### EXTRACTED DATA
========================================
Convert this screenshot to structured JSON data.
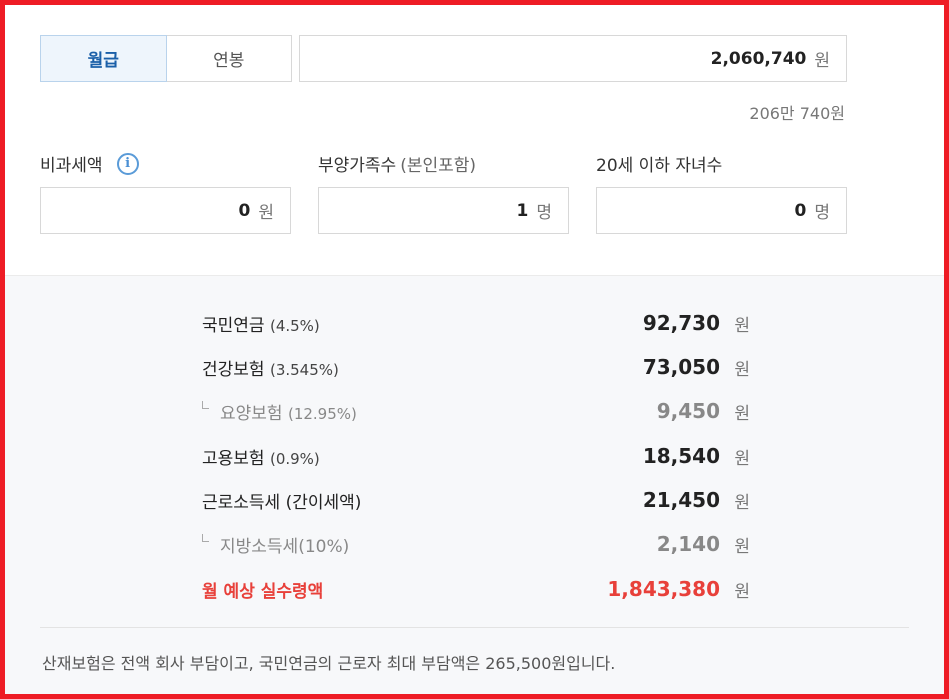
{
  "tabs": {
    "monthly": "월급",
    "annual": "연봉"
  },
  "salary": {
    "value": "2,060,740",
    "unit": "원",
    "korean_readout": "206만 740원"
  },
  "fields": {
    "nontaxable": {
      "label": "비과세액",
      "value": "0",
      "unit": "원"
    },
    "dependents": {
      "label": "부양가족수",
      "paren": "(본인포함)",
      "value": "1",
      "unit": "명"
    },
    "children": {
      "label": "20세 이하 자녀수",
      "value": "0",
      "unit": "명"
    }
  },
  "deductions": [
    {
      "name": "국민연금",
      "rate": "(4.5%)",
      "amount": "92,730",
      "unit": "원"
    },
    {
      "name": "건강보험",
      "rate": "(3.545%)",
      "amount": "73,050",
      "unit": "원"
    },
    {
      "name": "요양보험",
      "rate": "(12.95%)",
      "amount": "9,450",
      "unit": "원"
    },
    {
      "name": "고용보험",
      "rate": "(0.9%)",
      "amount": "18,540",
      "unit": "원"
    },
    {
      "name": "근로소득세",
      "rate": "(간이세액)",
      "amount": "21,450",
      "unit": "원"
    },
    {
      "name": "지방소득세(10%)",
      "rate": "",
      "amount": "2,140",
      "unit": "원"
    }
  ],
  "net": {
    "label": "월 예상 실수령액",
    "amount": "1,843,380",
    "unit": "원"
  },
  "note": "산재보험은 전액 회사 부담이고, 국민연금의 근로자 최대 부담액은 265,500원입니다.",
  "colors": {
    "frame": "#ee1c25",
    "accent_blue": "#1a5fa8",
    "net_red": "#e8403a"
  },
  "icons": {
    "info": "info-circle-icon"
  }
}
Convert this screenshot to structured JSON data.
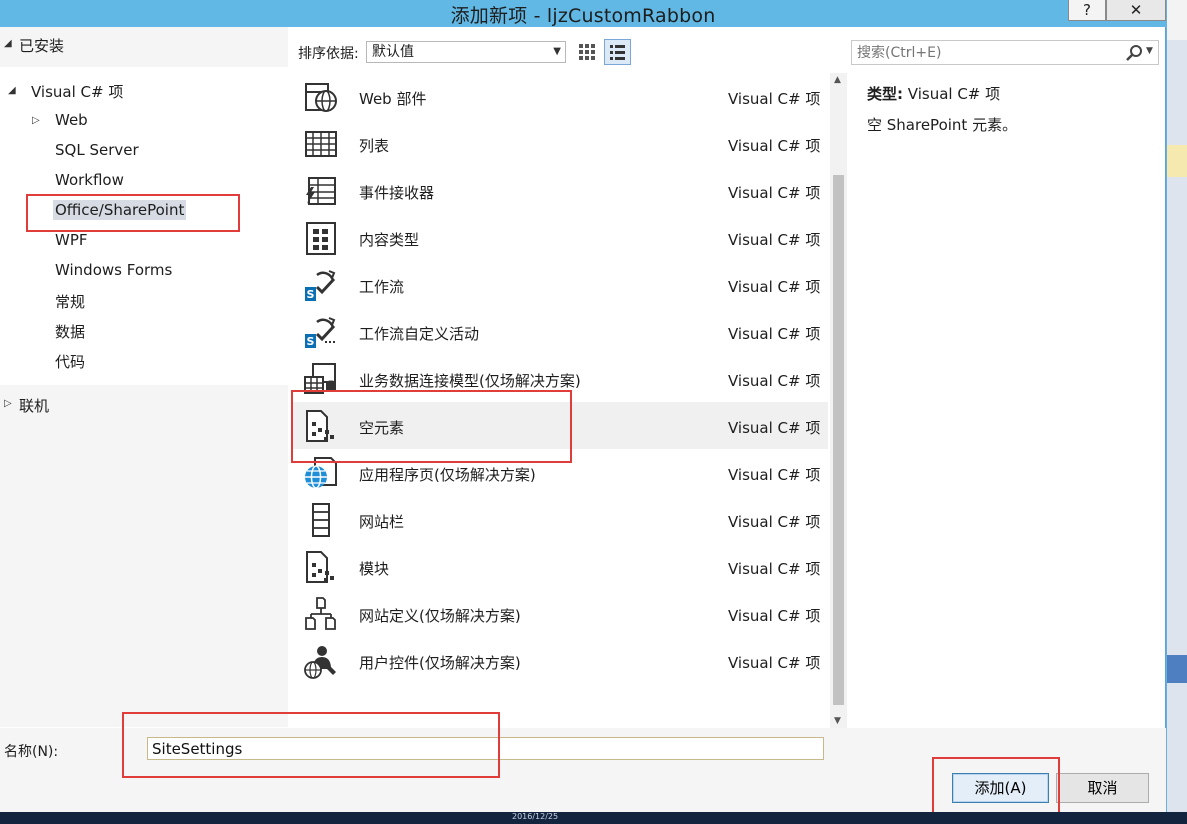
{
  "window": {
    "title": "添加新项 - ljzCustomRabbon",
    "help_glyph": "?",
    "close_glyph": "✕"
  },
  "left": {
    "installed": "已安装",
    "tree": [
      {
        "label": "Visual C# 项",
        "arrow": "◢"
      },
      {
        "label": "Web",
        "arrow": "▷"
      },
      {
        "label": "SQL Server"
      },
      {
        "label": "Workflow"
      },
      {
        "label": "Office/SharePoint",
        "selected": true
      },
      {
        "label": "WPF"
      },
      {
        "label": "Windows Forms"
      },
      {
        "label": "常规"
      },
      {
        "label": "数据"
      },
      {
        "label": "代码"
      }
    ],
    "online": "联机"
  },
  "toolbar": {
    "sort_label": "排序依据:",
    "sort_value": "默认值",
    "search_placeholder": "搜索(Ctrl+E)"
  },
  "items": [
    {
      "name": "Web 部件",
      "type": "Visual C# 项",
      "icon": "web-part-icon"
    },
    {
      "name": "列表",
      "type": "Visual C# 项",
      "icon": "list-icon"
    },
    {
      "name": "事件接收器",
      "type": "Visual C# 项",
      "icon": "event-receiver-icon"
    },
    {
      "name": "内容类型",
      "type": "Visual C# 项",
      "icon": "content-type-icon"
    },
    {
      "name": "工作流",
      "type": "Visual C# 项",
      "icon": "workflow-icon"
    },
    {
      "name": "工作流自定义活动",
      "type": "Visual C# 项",
      "icon": "workflow-activity-icon"
    },
    {
      "name": "业务数据连接模型(仅场解决方案)",
      "type": "Visual C# 项",
      "icon": "bdc-model-icon"
    },
    {
      "name": "空元素",
      "type": "Visual C# 项",
      "icon": "empty-element-icon",
      "selected": true
    },
    {
      "name": "应用程序页(仅场解决方案)",
      "type": "Visual C# 项",
      "icon": "application-page-icon"
    },
    {
      "name": "网站栏",
      "type": "Visual C# 项",
      "icon": "site-column-icon"
    },
    {
      "name": "模块",
      "type": "Visual C# 项",
      "icon": "module-icon"
    },
    {
      "name": "网站定义(仅场解决方案)",
      "type": "Visual C# 项",
      "icon": "site-definition-icon"
    },
    {
      "name": "用户控件(仅场解决方案)",
      "type": "Visual C# 项",
      "icon": "user-control-icon"
    }
  ],
  "description": {
    "type_label": "类型:",
    "type_value": "Visual C# 项",
    "text": "空 SharePoint 元素。"
  },
  "bottom": {
    "name_label": "名称(N):",
    "name_value": "SiteSettings",
    "add_label": "添加(A)",
    "cancel_label": "取消"
  },
  "taskbar": {
    "date": "2016/12/25"
  },
  "colors": {
    "title_bar": "#61b8e4",
    "annotation": "#e03c3c",
    "selection": "#d6dbe4",
    "sharepoint_blue": "#0b6fb4"
  }
}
========================================
### THE TASK
Retype the whole listing, keeping every line identical and omitting all pictures.

### FULL ANSWER
Convert this screenshot to structured JSON data.
{
  "tabs": {
    "monthly": "월급",
    "annual": "연봉"
  },
  "salary": {
    "value": "2,060,740",
    "unit": "원",
    "korean_readout": "206만 740원"
  },
  "fields": {
    "nontaxable": {
      "label": "비과세액",
      "value": "0",
      "unit": "원"
    },
    "dependents": {
      "label": "부양가족수",
      "paren": "(본인포함)",
      "value": "1",
      "unit": "명"
    },
    "children": {
      "label": "20세 이하 자녀수",
      "value": "0",
      "unit": "명"
    }
  },
  "deductions": [
    {
      "name": "국민연금",
      "rate": "(4.5%)",
      "amount": "92,730",
      "unit": "원"
    },
    {
      "name": "건강보험",
      "rate": "(3.545%)",
      "amount": "73,050",
      "unit": "원"
    },
    {
      "name": "요양보험",
      "rate": "(12.95%)",
      "amount": "9,450",
      "unit": "원"
    },
    {
      "name": "고용보험",
      "rate": "(0.9%)",
      "amount": "18,540",
      "unit": "원"
    },
    {
      "name": "근로소득세",
      "rate": "(간이세액)",
      "amount": "21,450",
      "unit": "원"
    },
    {
      "name": "지방소득세(10%)",
      "rate": "",
      "amount": "2,140",
      "unit": "원"
    }
  ],
  "net": {
    "label": "월 예상 실수령액",
    "amount": "1,843,380",
    "unit": "원"
  },
  "note": "산재보험은 전액 회사 부담이고, 국민연금의 근로자 최대 부담액은 265,500원입니다.",
  "colors": {
    "frame": "#ee1c25",
    "accent_blue": "#1a5fa8",
    "net_red": "#e8403a"
  },
  "icons": {
    "info": "info-circle-icon"
  }
}
Convert this screenshot to structured JSON data.
{
  "window": {
    "title": "添加新项 - ljzCustomRabbon",
    "help_glyph": "?",
    "close_glyph": "✕"
  },
  "left": {
    "installed": "已安装",
    "tree": [
      {
        "label": "Visual C# 项",
        "arrow": "◢"
      },
      {
        "label": "Web",
        "arrow": "▷"
      },
      {
        "label": "SQL Server"
      },
      {
        "label": "Workflow"
      },
      {
        "label": "Office/SharePoint",
        "selected": true
      },
      {
        "label": "WPF"
      },
      {
        "label": "Windows Forms"
      },
      {
        "label": "常规"
      },
      {
        "label": "数据"
      },
      {
        "label": "代码"
      }
    ],
    "online": "联机"
  },
  "toolbar": {
    "sort_label": "排序依据:",
    "sort_value": "默认值",
    "search_placeholder": "搜索(Ctrl+E)"
  },
  "items": [
    {
      "name": "Web 部件",
      "type": "Visual C# 项",
      "icon": "web-part-icon"
    },
    {
      "name": "列表",
      "type": "Visual C# 项",
      "icon": "list-icon"
    },
    {
      "name": "事件接收器",
      "type": "Visual C# 项",
      "icon": "event-receiver-icon"
    },
    {
      "name": "内容类型",
      "type": "Visual C# 项",
      "icon": "content-type-icon"
    },
    {
      "name": "工作流",
      "type": "Visual C# 项",
      "icon": "workflow-icon"
    },
    {
      "name": "工作流自定义活动",
      "type": "Visual C# 项",
      "icon": "workflow-activity-icon"
    },
    {
      "name": "业务数据连接模型(仅场解决方案)",
      "type": "Visual C# 项",
      "icon": "bdc-model-icon"
    },
    {
      "name": "空元素",
      "type": "Visual C# 项",
      "icon": "empty-element-icon",
      "selected": true
    },
    {
      "name": "应用程序页(仅场解决方案)",
      "type": "Visual C# 项",
      "icon": "application-page-icon"
    },
    {
      "name": "网站栏",
      "type": "Visual C# 项",
      "icon": "site-column-icon"
    },
    {
      "name": "模块",
      "type": "Visual C# 项",
      "icon": "module-icon"
    },
    {
      "name": "网站定义(仅场解决方案)",
      "type": "Visual C# 项",
      "icon": "site-definition-icon"
    },
    {
      "name": "用户控件(仅场解决方案)",
      "type": "Visual C# 项",
      "icon": "user-control-icon"
    }
  ],
  "description": {
    "type_label": "类型:",
    "type_value": "Visual C# 项",
    "text": "空 SharePoint 元素。"
  },
  "bottom": {
    "name_label": "名称(N):",
    "name_value": "SiteSettings",
    "add_label": "添加(A)",
    "cancel_label": "取消"
  },
  "taskbar": {
    "date": "2016/12/25"
  },
  "colors": {
    "title_bar": "#61b8e4",
    "annotation": "#e03c3c",
    "selection": "#d6dbe4",
    "sharepoint_blue": "#0b6fb4"
  }
}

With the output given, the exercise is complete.